● Written exercise 1:
Copy out the passage on proxy server approaches in full, word for word.

● Quoted passage:
There are 3 basic approaches to rewriting proxy servers that I have seen in the
wild, each with their own strengths and weaknesses:
1) Proxy by port
This is the original EZproxy model, where each proxied resource gets its own
port number. This runs afoul of firewall rules to non port 80/443 resources,
and it creates a problem for SSL access, as clients try both HTTP and HTTPS to
the same port number, and EZproxy is not setup to differentiate both protocols
accessing the same port. With more and more resources moving to HTTPS, the end
of this solution as a viable option is in sight.
2) Proxy by hostname
This is the current preferred EZproxy model, as it addresses the HTTP(S) port
issue, but as you have identified, it instead creates a hostname mangling
issue, and now I’m curious myself about how EZproxy will handle a hyphenated
SSL site as well with HttpsHyphens enabled. I /think/ it does the right thing
by mapping the hostname back to the original internally, as a “-“ in hostnames
for release versioning is how the Google App Engine platform works, but I have
not explicitly investigated that.
3) Proxy by path
A different proxy product that we use, Muse Proxy from Edulib, leverages proxy
by path, where the original website URL is deconstructed and passed to the
proxy server as query arguments. This approach has worked fairly well as it
cleanly avoids the hostname mangling issues, though some of the new “single
page web apps” that use JavaScript routing patterns can be interesting, so the
vendor has added proxy by hostname support as an option for those sites as a
fallback.

● Raw data:
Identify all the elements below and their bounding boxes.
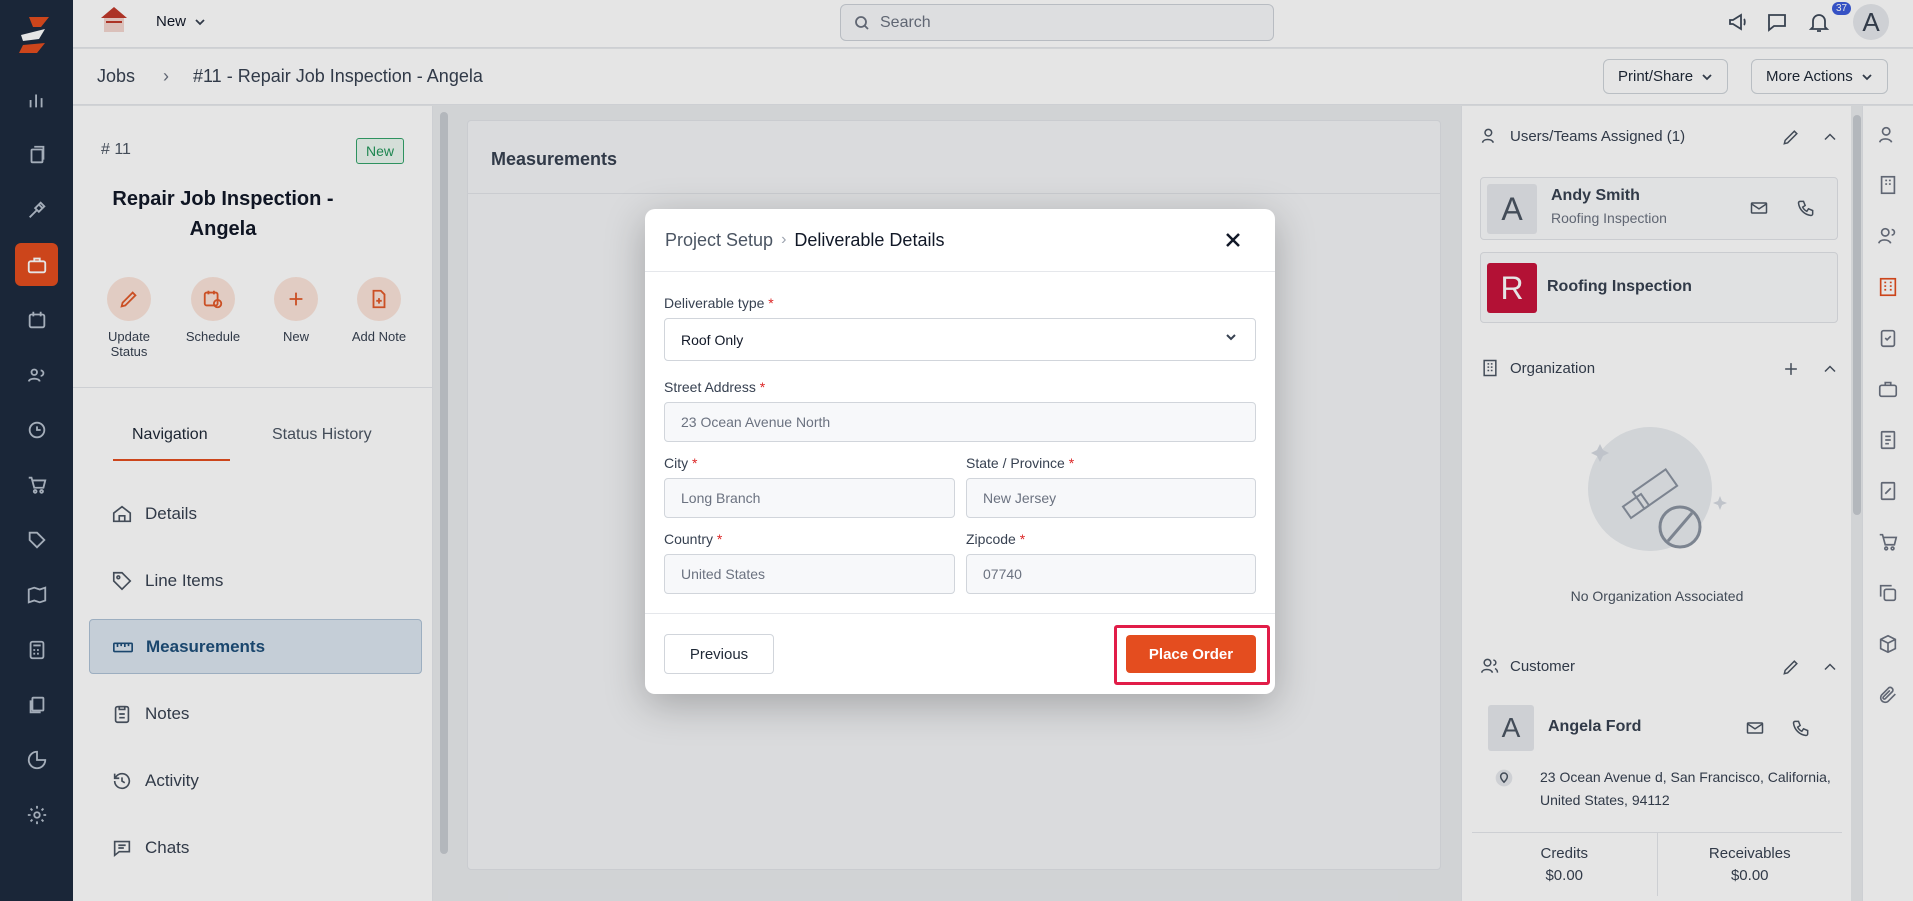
---
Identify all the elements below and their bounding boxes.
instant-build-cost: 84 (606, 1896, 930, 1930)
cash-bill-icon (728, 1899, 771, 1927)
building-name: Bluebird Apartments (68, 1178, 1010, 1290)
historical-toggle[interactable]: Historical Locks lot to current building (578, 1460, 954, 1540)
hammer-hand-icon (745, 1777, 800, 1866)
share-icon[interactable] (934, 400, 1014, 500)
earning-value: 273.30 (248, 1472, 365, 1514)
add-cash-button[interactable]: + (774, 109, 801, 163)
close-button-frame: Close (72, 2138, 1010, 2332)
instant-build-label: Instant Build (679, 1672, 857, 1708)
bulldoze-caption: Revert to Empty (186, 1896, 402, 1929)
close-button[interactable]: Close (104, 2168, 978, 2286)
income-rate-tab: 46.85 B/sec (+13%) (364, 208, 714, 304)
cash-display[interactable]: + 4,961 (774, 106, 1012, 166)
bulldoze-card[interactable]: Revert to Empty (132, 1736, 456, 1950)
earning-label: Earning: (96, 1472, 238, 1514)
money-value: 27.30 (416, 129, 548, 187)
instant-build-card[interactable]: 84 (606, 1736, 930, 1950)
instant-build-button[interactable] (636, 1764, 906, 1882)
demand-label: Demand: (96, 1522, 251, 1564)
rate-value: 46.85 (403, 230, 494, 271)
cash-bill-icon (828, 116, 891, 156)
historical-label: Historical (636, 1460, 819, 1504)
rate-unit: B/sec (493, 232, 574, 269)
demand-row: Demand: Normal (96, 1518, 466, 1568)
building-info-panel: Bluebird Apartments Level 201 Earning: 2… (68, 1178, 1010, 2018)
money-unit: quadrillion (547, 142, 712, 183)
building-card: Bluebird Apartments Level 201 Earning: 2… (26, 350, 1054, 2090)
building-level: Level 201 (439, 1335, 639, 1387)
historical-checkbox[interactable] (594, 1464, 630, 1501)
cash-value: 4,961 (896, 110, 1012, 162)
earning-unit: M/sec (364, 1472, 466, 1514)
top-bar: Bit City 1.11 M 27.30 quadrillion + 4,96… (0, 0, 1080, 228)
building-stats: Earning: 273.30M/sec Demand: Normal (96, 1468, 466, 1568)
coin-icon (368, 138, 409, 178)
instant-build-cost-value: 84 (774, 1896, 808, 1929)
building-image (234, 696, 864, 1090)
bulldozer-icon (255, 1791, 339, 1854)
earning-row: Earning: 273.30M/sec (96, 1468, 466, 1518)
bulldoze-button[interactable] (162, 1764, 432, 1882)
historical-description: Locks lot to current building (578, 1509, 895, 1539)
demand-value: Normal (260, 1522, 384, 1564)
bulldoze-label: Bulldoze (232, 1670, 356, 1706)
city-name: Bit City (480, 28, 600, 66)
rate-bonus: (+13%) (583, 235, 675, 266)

● Written exercise 2:
Count the lines of the records that contain the string "Close", with case mattering, and give only that number.

● Correct output 1:
There are 3 basic approaches to rewriting proxy servers that I have seen in the
wild, each with their own strengths and weaknesses:
1) Proxy by port
This is the original EZproxy model, where each proxied resource gets its own
port number. This runs afoul of firewall rules to non port 80/443 resources,
and it creates a problem for SSL access, as clients try both HTTP and HTTPS to
the same port number, and EZproxy is not setup to differentiate both protocols
accessing the same port. With more and more resources moving to HTTPS, the end
of this solution as a viable option is in sight.
2) Proxy by hostname
This is the current preferred EZproxy model, as it addresses the HTTP(S) port
issue, but as you have identified, it instead creates a hostname mangling
issue, and now I’m curious myself about how EZproxy will handle a hyphenated
SSL site as well with HttpsHyphens enabled. I /think/ it does the right thing
by mapping the hostname back to the original internally, as a “-“ in hostnames
for release versioning is how the Google App Engine platform works, but I have
not explicitly investigated that.
3) Proxy by path
A different proxy product that we use, Muse Proxy from Edulib, leverages proxy
by path, where the original website URL is deconstructed and passed to the
proxy server as query arguments. This approach has worked fairly well as it
cleanly avoids the hostname mangling issues, though some of the new “single
page web apps” that use JavaScript routing patterns can be interesting, so the
vendor has added proxy by hostname support as an option for those sites as a
fallback.

● Correct output 2:
2